- [Given exercise]:
Sift the material for lines containing "한국도로공사", and return them.
>>>>>
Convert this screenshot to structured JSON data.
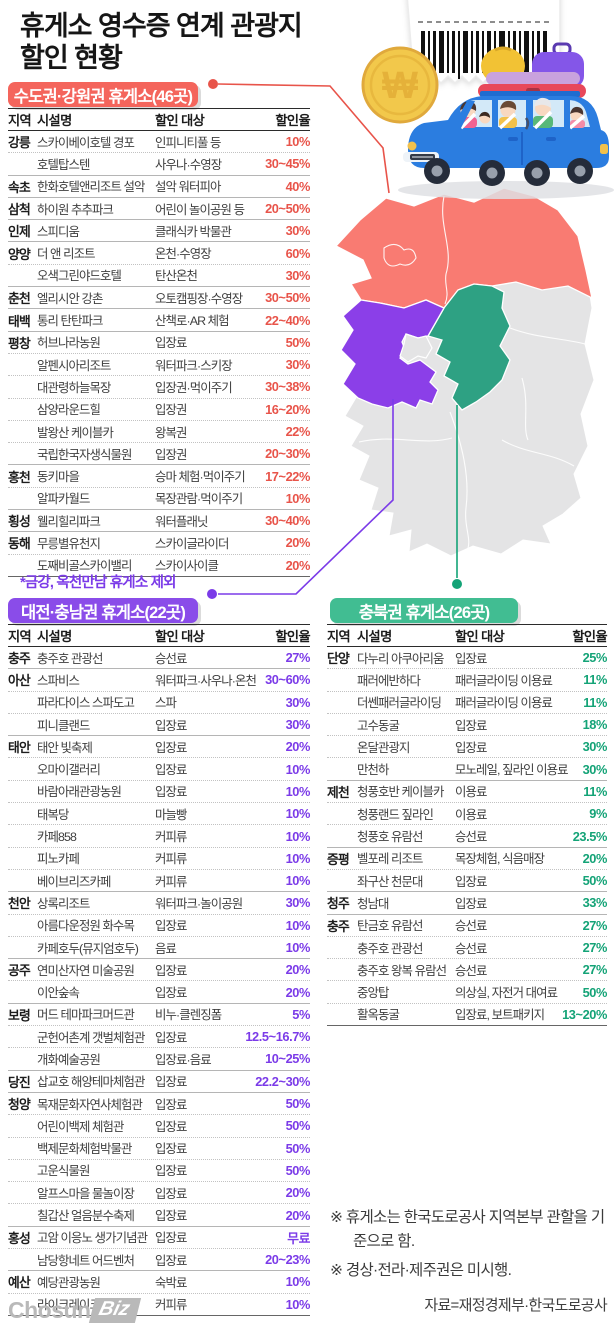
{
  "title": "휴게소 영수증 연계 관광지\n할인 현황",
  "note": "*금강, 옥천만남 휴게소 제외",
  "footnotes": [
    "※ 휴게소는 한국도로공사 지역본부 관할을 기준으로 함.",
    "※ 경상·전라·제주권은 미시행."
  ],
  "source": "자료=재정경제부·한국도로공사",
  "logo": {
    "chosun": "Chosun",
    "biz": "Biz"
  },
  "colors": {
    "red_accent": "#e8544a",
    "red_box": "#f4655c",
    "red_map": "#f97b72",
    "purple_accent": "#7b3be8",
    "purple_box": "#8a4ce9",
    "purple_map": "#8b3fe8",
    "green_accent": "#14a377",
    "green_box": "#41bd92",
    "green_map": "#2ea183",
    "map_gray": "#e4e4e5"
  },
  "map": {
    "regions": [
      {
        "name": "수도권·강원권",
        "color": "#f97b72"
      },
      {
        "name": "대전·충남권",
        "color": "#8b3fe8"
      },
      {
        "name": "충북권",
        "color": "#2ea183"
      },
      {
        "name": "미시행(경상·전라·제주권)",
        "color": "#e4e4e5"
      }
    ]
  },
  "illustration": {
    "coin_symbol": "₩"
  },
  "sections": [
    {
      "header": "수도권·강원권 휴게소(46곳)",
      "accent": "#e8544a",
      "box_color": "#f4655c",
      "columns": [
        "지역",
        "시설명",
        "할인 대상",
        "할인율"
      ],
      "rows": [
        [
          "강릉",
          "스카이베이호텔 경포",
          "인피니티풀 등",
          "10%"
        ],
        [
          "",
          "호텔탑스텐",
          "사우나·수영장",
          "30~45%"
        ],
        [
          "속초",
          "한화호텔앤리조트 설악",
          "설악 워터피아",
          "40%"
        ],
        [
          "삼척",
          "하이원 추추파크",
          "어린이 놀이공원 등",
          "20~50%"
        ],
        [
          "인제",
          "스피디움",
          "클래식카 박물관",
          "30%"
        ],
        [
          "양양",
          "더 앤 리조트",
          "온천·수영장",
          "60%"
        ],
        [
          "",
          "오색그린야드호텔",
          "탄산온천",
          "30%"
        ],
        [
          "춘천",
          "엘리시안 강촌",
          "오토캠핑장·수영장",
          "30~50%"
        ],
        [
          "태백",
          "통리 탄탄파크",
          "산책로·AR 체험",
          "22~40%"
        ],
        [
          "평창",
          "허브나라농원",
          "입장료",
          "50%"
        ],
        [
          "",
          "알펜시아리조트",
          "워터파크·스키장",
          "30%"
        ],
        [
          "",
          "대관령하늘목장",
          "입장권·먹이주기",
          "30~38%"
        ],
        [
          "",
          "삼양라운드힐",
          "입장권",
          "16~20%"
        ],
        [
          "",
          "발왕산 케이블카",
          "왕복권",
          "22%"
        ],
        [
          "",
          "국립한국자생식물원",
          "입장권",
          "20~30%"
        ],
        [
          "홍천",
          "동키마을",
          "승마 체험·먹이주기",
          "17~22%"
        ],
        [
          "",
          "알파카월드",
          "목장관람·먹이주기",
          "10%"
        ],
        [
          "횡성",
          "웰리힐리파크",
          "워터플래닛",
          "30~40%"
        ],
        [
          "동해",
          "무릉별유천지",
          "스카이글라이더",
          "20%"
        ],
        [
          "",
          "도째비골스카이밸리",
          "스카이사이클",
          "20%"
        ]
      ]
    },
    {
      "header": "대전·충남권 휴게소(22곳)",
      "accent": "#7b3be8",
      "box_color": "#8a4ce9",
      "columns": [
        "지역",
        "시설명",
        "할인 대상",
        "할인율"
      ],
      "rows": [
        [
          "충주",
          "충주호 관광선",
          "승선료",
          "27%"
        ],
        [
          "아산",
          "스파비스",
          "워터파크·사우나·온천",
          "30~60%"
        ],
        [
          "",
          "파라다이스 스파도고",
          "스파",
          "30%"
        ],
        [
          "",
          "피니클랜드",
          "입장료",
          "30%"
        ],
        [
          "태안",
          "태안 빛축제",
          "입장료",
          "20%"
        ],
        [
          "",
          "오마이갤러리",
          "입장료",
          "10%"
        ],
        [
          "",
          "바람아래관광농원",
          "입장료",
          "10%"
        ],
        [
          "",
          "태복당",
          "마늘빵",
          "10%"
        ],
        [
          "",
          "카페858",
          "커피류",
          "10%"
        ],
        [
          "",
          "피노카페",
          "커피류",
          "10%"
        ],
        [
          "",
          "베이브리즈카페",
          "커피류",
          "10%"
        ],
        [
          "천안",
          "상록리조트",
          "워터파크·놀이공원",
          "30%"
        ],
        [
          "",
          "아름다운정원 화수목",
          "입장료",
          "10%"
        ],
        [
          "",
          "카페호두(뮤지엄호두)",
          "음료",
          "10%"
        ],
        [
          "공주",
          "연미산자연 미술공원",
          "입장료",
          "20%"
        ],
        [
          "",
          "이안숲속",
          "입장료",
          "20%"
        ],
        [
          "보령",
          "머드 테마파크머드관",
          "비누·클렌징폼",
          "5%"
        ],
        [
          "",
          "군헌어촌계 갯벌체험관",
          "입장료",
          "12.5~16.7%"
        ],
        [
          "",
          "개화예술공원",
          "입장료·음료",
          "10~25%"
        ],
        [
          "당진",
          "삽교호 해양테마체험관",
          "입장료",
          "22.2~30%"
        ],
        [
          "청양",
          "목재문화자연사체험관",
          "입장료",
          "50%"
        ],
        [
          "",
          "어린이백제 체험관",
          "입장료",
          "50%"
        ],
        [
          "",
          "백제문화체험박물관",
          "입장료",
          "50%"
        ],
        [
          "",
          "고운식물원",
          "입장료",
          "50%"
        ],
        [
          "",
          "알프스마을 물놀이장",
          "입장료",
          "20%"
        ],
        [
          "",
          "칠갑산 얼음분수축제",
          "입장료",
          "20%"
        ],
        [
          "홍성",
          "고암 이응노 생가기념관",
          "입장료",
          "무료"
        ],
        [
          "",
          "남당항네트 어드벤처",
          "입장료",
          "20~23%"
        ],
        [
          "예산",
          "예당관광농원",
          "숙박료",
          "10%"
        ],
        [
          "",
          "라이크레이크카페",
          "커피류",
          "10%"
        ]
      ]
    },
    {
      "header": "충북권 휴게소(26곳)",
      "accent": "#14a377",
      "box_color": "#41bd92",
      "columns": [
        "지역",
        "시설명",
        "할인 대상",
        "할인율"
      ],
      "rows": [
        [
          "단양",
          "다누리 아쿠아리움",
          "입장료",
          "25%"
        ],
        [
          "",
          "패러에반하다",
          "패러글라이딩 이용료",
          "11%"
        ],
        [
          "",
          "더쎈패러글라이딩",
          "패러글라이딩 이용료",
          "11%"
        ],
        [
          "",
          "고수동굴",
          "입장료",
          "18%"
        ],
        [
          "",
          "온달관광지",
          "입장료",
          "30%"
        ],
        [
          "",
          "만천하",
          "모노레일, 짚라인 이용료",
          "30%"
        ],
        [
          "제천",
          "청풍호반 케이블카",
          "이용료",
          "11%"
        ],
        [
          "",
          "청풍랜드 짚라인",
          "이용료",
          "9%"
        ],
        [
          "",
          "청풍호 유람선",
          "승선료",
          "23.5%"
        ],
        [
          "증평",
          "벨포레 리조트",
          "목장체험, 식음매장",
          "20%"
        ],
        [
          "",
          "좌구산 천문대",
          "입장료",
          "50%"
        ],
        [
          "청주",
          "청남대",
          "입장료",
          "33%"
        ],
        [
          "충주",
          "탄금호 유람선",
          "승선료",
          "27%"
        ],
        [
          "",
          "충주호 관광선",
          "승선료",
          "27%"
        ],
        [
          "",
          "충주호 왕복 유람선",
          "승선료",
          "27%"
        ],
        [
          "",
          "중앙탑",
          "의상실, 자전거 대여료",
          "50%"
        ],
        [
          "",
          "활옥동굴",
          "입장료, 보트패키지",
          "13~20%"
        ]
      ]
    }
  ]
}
<<<<<
- [Complete response]:
    "※ 휴게소는 한국도로공사 지역본부 관할을 기준으로 함.",
  "source": "자료=재정경제부·한국도로공사",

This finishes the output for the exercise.